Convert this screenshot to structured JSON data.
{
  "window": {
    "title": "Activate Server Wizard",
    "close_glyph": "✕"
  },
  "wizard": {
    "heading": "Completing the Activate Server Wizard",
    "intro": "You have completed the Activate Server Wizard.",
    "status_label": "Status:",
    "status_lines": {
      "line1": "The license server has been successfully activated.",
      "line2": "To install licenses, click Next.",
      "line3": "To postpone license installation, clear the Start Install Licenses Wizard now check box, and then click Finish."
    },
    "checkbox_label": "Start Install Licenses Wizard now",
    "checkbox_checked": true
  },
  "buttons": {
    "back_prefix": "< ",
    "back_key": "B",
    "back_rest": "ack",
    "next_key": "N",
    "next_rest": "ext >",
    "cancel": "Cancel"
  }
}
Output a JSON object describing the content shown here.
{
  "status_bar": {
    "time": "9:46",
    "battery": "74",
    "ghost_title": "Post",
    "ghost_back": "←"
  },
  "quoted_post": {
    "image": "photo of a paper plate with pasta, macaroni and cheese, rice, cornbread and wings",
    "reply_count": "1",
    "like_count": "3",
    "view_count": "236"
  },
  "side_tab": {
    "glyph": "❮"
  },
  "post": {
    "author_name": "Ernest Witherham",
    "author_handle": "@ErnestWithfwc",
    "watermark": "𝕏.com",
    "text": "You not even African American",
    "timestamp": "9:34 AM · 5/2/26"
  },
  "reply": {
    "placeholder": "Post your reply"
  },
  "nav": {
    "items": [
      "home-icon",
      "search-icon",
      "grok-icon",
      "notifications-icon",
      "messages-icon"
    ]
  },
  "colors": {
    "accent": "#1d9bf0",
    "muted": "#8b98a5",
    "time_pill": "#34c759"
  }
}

_ _ _ _

● To be done: Your task is to print the whole listing again exactly.

● Result:
Convert this screenshot to structured JSON data.
{
  "window": {
    "title": "Activate Server Wizard",
    "close_glyph": "✕"
  },
  "wizard": {
    "heading": "Completing the Activate Server Wizard",
    "intro": "You have completed the Activate Server Wizard.",
    "status_label": "Status:",
    "status_lines": {
      "line1": "The license server has been successfully activated.",
      "line2": "To install licenses, click Next.",
      "line3": "To postpone license installation, clear the Start Install Licenses Wizard now check box, and then click Finish."
    },
    "checkbox_label": "Start Install Licenses Wizard now",
    "checkbox_checked": true
  },
  "buttons": {
    "back_prefix": "< ",
    "back_key": "B",
    "back_rest": "ack",
    "next_key": "N",
    "next_rest": "ext >",
    "cancel": "Cancel"
  }
}
Output a JSON object describing the content shown here.
{
  "status_bar": {
    "time": "9:46",
    "battery": "74",
    "ghost_title": "Post",
    "ghost_back": "←"
  },
  "quoted_post": {
    "image": "photo of a paper plate with pasta, macaroni and cheese, rice, cornbread and wings",
    "reply_count": "1",
    "like_count": "3",
    "view_count": "236"
  },
  "side_tab": {
    "glyph": "❮"
  },
  "post": {
    "author_name": "Ernest Witherham",
    "author_handle": "@ErnestWithfwc",
    "watermark": "𝕏.com",
    "text": "You not even African American",
    "timestamp": "9:34 AM · 5/2/26"
  },
  "reply": {
    "placeholder": "Post your reply"
  },
  "nav": {
    "items": [
      "home-icon",
      "search-icon",
      "grok-icon",
      "notifications-icon",
      "messages-icon"
    ]
  },
  "colors": {
    "accent": "#1d9bf0",
    "muted": "#8b98a5",
    "time_pill": "#34c759"
  }
}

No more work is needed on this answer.